:: The task ::
Only a number is expected: how many lines in the data below contain the word "favicon".

:: Entries from a dataset ::
==================================================

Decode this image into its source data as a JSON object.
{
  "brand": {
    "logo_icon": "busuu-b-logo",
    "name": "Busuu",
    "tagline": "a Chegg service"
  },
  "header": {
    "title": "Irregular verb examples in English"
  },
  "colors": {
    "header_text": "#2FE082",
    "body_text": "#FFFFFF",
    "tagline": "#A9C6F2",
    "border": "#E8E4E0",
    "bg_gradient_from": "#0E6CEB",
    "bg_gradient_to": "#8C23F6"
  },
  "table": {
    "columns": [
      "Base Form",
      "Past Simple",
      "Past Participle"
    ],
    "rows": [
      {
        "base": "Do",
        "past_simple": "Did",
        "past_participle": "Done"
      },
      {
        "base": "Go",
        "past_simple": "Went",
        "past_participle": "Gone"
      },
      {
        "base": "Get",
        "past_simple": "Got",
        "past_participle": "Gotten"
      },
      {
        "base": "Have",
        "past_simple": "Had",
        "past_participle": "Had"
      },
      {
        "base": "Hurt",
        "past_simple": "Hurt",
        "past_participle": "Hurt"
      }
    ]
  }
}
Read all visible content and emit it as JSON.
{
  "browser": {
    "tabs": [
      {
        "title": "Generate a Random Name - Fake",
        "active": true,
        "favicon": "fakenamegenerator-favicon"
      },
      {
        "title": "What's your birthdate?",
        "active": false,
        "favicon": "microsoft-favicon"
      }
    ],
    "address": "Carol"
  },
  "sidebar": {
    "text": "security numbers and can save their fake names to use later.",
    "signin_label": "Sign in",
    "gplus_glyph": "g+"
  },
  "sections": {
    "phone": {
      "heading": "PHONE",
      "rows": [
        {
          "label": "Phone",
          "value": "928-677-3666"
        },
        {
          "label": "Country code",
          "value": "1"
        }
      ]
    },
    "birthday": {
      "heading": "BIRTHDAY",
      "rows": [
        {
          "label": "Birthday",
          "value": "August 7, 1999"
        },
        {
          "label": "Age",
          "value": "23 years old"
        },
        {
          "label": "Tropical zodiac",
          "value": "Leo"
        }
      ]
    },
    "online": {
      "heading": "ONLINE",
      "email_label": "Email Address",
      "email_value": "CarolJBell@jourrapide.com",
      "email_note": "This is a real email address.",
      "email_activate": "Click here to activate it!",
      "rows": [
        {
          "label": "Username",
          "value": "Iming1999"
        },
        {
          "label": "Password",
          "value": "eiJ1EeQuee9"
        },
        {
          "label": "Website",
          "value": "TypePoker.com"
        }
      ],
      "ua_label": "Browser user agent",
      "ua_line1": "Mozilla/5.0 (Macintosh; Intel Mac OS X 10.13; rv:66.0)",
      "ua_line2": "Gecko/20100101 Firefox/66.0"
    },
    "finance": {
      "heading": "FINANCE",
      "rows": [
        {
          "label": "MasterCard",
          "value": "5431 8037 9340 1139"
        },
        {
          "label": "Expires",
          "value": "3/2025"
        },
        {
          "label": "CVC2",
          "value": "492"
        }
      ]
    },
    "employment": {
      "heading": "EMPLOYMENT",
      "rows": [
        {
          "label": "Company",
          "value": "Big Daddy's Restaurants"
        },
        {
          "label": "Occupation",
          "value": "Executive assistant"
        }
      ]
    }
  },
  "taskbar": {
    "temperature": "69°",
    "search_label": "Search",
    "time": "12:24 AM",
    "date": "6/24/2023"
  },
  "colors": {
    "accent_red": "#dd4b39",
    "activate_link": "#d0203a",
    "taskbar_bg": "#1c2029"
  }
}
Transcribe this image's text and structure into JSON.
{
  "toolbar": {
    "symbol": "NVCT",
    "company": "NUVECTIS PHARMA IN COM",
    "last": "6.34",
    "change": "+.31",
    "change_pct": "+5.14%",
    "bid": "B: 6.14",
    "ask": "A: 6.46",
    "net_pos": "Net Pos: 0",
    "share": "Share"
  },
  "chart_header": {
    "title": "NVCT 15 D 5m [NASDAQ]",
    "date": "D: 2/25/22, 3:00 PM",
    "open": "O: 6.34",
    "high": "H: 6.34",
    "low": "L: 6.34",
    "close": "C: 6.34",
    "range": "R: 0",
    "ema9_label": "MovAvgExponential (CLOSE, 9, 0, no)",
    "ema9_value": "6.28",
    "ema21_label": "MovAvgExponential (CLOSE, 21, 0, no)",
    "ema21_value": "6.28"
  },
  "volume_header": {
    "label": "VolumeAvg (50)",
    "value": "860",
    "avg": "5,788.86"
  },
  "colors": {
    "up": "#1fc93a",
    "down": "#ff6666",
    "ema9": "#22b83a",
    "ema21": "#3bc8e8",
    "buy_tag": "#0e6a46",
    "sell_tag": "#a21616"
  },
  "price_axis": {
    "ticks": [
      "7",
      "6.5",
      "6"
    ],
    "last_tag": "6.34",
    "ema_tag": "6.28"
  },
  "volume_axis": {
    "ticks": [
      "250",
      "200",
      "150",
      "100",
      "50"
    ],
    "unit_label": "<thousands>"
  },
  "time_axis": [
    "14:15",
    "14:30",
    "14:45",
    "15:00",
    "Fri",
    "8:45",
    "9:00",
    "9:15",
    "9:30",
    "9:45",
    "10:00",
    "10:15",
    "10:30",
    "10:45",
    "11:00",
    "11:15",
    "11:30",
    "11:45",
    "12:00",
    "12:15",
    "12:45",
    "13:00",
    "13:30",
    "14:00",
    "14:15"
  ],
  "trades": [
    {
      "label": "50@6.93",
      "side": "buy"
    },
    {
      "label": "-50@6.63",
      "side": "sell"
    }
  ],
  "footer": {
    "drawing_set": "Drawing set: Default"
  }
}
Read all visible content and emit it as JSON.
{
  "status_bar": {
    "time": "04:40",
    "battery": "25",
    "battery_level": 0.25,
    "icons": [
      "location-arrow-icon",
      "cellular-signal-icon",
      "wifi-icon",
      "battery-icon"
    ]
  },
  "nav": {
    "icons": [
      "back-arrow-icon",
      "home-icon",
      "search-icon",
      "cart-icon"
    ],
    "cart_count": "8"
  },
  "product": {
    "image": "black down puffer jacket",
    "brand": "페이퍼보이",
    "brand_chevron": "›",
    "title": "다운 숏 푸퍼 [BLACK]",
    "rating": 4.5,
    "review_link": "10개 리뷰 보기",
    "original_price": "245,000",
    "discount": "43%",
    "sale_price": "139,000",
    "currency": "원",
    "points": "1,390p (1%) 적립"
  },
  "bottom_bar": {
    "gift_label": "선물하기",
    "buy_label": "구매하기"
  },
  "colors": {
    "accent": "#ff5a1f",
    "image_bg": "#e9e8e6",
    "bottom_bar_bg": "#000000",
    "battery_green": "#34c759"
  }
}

==================================================

:: Solution for this problem ::
2